YOUR INSTRUCTIONS> Retype all of the entries word for word.

RECORDS>
>> start

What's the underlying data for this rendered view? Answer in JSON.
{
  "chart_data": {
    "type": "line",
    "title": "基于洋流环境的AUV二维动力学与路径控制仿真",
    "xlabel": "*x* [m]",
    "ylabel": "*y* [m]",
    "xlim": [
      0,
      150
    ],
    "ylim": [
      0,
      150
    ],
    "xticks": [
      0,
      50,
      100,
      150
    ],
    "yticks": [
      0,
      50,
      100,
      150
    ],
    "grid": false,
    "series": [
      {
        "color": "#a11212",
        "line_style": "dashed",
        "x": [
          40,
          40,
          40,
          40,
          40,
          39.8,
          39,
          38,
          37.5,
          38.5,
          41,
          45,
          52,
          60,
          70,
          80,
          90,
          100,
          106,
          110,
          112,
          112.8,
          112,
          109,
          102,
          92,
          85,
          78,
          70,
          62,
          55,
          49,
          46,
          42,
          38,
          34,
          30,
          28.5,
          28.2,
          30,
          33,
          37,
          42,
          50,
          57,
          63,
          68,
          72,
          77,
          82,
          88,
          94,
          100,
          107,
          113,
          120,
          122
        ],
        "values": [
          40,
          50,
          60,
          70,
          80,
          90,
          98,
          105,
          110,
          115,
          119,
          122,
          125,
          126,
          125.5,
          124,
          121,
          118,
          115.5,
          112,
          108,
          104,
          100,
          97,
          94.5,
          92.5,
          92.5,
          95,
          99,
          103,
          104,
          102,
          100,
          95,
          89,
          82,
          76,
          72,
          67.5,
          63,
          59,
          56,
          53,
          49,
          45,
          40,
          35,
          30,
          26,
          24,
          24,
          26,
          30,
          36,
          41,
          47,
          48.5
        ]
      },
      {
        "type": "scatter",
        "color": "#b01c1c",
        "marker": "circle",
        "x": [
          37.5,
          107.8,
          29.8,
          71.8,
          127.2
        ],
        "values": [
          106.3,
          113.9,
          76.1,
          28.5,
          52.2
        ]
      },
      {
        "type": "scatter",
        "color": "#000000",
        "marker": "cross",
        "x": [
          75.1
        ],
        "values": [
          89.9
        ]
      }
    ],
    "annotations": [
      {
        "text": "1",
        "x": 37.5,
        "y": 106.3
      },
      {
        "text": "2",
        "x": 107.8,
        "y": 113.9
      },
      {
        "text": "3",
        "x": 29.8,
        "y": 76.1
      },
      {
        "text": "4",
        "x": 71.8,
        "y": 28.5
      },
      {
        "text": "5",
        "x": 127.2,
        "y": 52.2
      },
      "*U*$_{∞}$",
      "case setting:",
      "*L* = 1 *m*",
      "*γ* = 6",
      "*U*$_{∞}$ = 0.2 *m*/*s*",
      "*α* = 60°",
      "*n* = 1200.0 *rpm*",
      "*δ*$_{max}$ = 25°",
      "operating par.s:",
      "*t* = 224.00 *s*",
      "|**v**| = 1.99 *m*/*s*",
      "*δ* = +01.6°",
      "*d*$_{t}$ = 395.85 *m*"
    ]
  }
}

>> end

WORKED ANSWER>
What's the underlying data for this rendered view? Answer in JSON.
{
  "chart_data": {
    "type": "line",
    "title": "基于洋流环境的AUV二维动力学与路径控制仿真",
    "xlabel": "*x* [m]",
    "ylabel": "*y* [m]",
    "xlim": [
      0,
      150
    ],
    "ylim": [
      0,
      150
    ],
    "xticks": [
      0,
      50,
      100,
      150
    ],
    "yticks": [
      0,
      50,
      100,
      150
    ],
    "grid": false,
    "series": [
      {
        "color": "#a11212",
        "line_style": "dashed",
        "x": [
          40,
          40,
          40,
          40,
          40,
          39.8,
          39,
          38,
          37.5,
          38.5,
          41,
          45,
          52,
          60,
          70,
          80,
          90,
          100,
          106,
          110,
          112,
          112.8,
          112,
          109,
          102,
          92,
          85,
          78,
          70,
          62,
          55,
          49,
          46,
          42,
          38,
          34,
          30,
          28.5,
          28.2,
          30,
          33,
          37,
          42,
          50,
          57,
          63,
          68,
          72,
          77,
          82,
          88,
          94,
          100,
          107,
          113,
          120,
          122
        ],
        "values": [
          40,
          50,
          60,
          70,
          80,
          90,
          98,
          105,
          110,
          115,
          119,
          122,
          125,
          126,
          125.5,
          124,
          121,
          118,
          115.5,
          112,
          108,
          104,
          100,
          97,
          94.5,
          92.5,
          92.5,
          95,
          99,
          103,
          104,
          102,
          100,
          95,
          89,
          82,
          76,
          72,
          67.5,
          63,
          59,
          56,
          53,
          49,
          45,
          40,
          35,
          30,
          26,
          24,
          24,
          26,
          30,
          36,
          41,
          47,
          48.5
        ]
      },
      {
        "type": "scatter",
        "color": "#b01c1c",
        "marker": "circle",
        "x": [
          37.5,
          107.8,
          29.8,
          71.8,
          127.2
        ],
        "values": [
          106.3,
          113.9,
          76.1,
          28.5,
          52.2
        ]
      },
      {
        "type": "scatter",
        "color": "#000000",
        "marker": "cross",
        "x": [
          75.1
        ],
        "values": [
          89.9
        ]
      }
    ],
    "annotations": [
      {
        "text": "1",
        "x": 37.5,
        "y": 106.3
      },
      {
        "text": "2",
        "x": 107.8,
        "y": 113.9
      },
      {
        "text": "3",
        "x": 29.8,
        "y": 76.1
      },
      {
        "text": "4",
        "x": 71.8,
        "y": 28.5
      },
      {
        "text": "5",
        "x": 127.2,
        "y": 52.2
      },
      "*U*$_{∞}$",
      "case setting:",
      "*L* = 1 *m*",
      "*γ* = 6",
      "*U*$_{∞}$ = 0.2 *m*/*s*",
      "*α* = 60°",
      "*n* = 1200.0 *rpm*",
      "*δ*$_{max}$ = 25°",
      "operating par.s:",
      "*t* = 224.00 *s*",
      "|**v**| = 1.99 *m*/*s*",
      "*δ* = +01.6°",
      "*d*$_{t}$ = 395.85 *m*"
    ]
  }
}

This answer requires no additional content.